Exercise:
Copy the rows below without changing anything, starting at the first row and ending at the row that contains "pdf-icon bbox=[6, 5, 22, 21]", with both of those rows included.
....................
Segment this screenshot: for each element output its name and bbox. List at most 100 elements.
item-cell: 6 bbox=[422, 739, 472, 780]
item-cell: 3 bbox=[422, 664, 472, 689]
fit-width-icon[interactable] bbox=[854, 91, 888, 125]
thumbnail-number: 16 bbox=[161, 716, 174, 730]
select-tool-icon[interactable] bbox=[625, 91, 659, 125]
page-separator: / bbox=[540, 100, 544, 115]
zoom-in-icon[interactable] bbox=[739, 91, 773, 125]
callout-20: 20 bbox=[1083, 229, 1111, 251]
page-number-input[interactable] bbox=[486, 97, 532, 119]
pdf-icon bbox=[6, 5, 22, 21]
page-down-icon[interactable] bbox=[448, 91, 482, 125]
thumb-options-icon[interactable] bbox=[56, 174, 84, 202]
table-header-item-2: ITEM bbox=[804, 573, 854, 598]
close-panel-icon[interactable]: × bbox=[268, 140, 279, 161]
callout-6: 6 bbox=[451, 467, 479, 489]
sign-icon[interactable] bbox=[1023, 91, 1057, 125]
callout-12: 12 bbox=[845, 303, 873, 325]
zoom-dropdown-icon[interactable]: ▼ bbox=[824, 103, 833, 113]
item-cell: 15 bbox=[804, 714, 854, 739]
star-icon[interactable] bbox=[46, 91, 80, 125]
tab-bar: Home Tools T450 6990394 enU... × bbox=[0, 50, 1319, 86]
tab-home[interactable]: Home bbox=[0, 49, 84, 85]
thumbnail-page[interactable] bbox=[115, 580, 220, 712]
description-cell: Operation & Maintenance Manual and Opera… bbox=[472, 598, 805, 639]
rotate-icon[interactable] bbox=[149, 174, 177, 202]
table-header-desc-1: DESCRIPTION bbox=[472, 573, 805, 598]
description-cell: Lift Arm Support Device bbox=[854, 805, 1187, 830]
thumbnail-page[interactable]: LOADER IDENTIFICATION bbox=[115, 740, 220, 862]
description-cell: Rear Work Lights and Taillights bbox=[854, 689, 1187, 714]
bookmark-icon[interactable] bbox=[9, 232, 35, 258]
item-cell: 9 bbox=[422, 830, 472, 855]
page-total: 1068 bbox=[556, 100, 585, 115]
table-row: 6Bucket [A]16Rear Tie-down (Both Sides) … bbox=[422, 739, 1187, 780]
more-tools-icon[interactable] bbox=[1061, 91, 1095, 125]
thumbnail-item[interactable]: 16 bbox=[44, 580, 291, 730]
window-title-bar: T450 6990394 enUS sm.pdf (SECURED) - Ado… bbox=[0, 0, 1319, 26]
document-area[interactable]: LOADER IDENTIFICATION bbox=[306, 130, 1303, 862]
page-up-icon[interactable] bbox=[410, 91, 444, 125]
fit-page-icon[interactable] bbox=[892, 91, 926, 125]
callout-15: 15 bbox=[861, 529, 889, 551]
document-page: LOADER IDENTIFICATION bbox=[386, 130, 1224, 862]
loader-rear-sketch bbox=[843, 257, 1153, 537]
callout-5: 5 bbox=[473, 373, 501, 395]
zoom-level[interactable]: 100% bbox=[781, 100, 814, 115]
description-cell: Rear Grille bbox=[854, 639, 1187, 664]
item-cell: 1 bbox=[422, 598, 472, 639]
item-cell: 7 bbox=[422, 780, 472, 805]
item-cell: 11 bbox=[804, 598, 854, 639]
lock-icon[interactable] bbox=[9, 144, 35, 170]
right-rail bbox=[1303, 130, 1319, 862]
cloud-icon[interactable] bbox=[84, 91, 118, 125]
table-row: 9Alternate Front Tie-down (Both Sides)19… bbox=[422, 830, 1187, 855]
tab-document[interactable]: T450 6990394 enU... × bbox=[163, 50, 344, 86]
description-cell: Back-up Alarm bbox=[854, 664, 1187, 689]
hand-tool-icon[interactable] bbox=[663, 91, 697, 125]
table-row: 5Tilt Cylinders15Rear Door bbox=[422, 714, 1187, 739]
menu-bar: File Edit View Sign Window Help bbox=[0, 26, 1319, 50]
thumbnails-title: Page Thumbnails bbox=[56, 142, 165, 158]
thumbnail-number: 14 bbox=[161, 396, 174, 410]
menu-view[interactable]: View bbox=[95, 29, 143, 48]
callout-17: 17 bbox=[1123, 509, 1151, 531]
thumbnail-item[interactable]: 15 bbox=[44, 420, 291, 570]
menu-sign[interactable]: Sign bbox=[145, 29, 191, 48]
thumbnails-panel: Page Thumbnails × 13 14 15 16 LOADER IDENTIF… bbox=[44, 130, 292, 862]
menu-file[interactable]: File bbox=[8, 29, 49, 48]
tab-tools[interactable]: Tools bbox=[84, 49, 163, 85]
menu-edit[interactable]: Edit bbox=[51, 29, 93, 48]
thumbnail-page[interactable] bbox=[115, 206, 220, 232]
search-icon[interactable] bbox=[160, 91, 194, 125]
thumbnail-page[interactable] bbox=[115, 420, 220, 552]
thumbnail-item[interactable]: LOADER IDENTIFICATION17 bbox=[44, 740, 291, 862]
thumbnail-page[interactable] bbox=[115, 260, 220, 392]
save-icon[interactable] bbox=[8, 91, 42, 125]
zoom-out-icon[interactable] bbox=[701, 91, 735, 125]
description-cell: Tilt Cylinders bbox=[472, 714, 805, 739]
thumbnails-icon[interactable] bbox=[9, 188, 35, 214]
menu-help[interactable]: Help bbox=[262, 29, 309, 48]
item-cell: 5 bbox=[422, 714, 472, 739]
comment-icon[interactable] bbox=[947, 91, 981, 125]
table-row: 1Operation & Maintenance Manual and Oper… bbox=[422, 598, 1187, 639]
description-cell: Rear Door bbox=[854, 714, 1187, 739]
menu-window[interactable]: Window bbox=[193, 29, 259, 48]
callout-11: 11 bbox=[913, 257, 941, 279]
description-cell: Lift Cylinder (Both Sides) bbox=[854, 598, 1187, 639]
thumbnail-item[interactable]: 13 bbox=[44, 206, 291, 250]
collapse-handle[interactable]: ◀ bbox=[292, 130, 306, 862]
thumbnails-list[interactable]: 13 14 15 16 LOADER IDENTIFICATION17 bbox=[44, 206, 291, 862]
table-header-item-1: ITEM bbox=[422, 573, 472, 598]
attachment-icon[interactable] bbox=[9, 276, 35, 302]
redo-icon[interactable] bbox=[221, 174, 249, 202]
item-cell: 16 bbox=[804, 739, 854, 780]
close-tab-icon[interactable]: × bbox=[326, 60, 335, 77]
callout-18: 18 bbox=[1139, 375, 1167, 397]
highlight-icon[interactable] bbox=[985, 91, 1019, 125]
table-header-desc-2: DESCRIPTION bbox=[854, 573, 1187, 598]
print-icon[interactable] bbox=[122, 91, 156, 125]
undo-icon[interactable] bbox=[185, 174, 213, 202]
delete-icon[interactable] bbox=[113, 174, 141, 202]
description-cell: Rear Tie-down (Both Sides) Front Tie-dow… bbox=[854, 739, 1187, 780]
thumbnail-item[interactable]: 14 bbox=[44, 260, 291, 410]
....................
Solved problem:
Segment this screenshot: for each element output its name and bbox. List at most 100 elements.
item-cell: 6 bbox=[422, 739, 472, 780]
item-cell: 3 bbox=[422, 664, 472, 689]
fit-width-icon[interactable] bbox=[854, 91, 888, 125]
thumbnail-number: 16 bbox=[161, 716, 174, 730]
select-tool-icon[interactable] bbox=[625, 91, 659, 125]
page-separator: / bbox=[540, 100, 544, 115]
zoom-in-icon[interactable] bbox=[739, 91, 773, 125]
callout-20: 20 bbox=[1083, 229, 1111, 251]
page-number-input[interactable] bbox=[486, 97, 532, 119]
pdf-icon bbox=[6, 5, 22, 21]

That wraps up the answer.